*** Block opens ***
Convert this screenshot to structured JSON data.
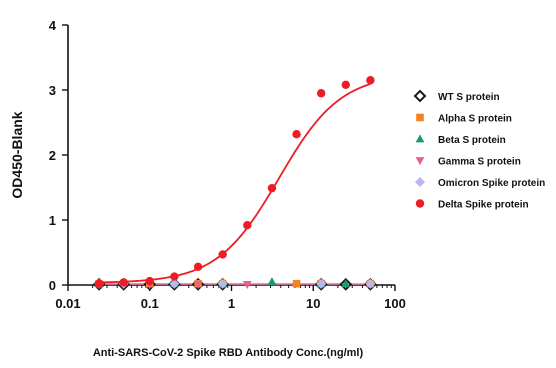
{
  "chart_data": {
    "type": "scatter",
    "xscale": "log",
    "xlim": [
      0.01,
      100
    ],
    "ylim": [
      0,
      4
    ],
    "xticks": [
      "0.01",
      "0.1",
      "1",
      "10",
      "100"
    ],
    "yticks": [
      "0",
      "1",
      "2",
      "3",
      "4"
    ],
    "xlabel": "Anti-SARS-CoV-2 Spike RBD Antibody Conc.(ng/ml)",
    "ylabel": "OD450-Blank",
    "legend_position": "right",
    "series": [
      {
        "name": "WT S protein",
        "marker": "diamond-open",
        "color": "#1a1a1a",
        "x": [
          0.024,
          0.048,
          0.1,
          0.2,
          0.39,
          0.78,
          12.5,
          25,
          50
        ],
        "y": [
          0.01,
          0.01,
          0.01,
          0.01,
          0.01,
          0.01,
          0.01,
          0.01,
          0.01
        ]
      },
      {
        "name": "Alpha S protein",
        "marker": "square",
        "color": "#f58220",
        "x": [
          0.024,
          0.1,
          0.39,
          0.78,
          6.25,
          12.5,
          50
        ],
        "y": [
          0.02,
          0.02,
          0.02,
          0.02,
          0.02,
          0.02,
          0.02
        ]
      },
      {
        "name": "Beta S protein",
        "marker": "triangle-up",
        "color": "#1e9a6a",
        "x": [
          0.024,
          0.2,
          0.78,
          3.125,
          12.5,
          25
        ],
        "y": [
          0.02,
          0.02,
          0.02,
          0.05,
          0.02,
          0.02
        ]
      },
      {
        "name": "Gamma S protein",
        "marker": "triangle-down",
        "color": "#e8608e",
        "x": [
          0.024,
          0.1,
          0.39,
          1.56,
          12.5,
          50
        ],
        "y": [
          0.01,
          0.01,
          0.01,
          0.01,
          0.01,
          0.01
        ]
      },
      {
        "name": "Omicron Spike protein",
        "marker": "diamond",
        "color": "#b8b8ee",
        "x": [
          0.024,
          0.048,
          0.2,
          0.78,
          12.5,
          50
        ],
        "y": [
          0.02,
          0.02,
          0.02,
          0.02,
          0.02,
          0.02
        ]
      },
      {
        "name": "Delta Spike protein",
        "marker": "circle",
        "color": "#ee1c24",
        "fit_curve": true,
        "x": [
          0.024,
          0.048,
          0.1,
          0.2,
          0.39,
          0.78,
          1.56,
          3.125,
          6.25,
          12.5,
          25,
          50
        ],
        "y": [
          0.02,
          0.04,
          0.06,
          0.13,
          0.28,
          0.47,
          0.92,
          1.49,
          2.32,
          2.95,
          3.08,
          3.15
        ]
      }
    ]
  }
}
*** Block closes ***
ACTIVITY:
Every line of the material above that includes the string "triangle" is required.

TASK RESPONSE:
        "marker": "triangle-up",
        "marker": "triangle-down",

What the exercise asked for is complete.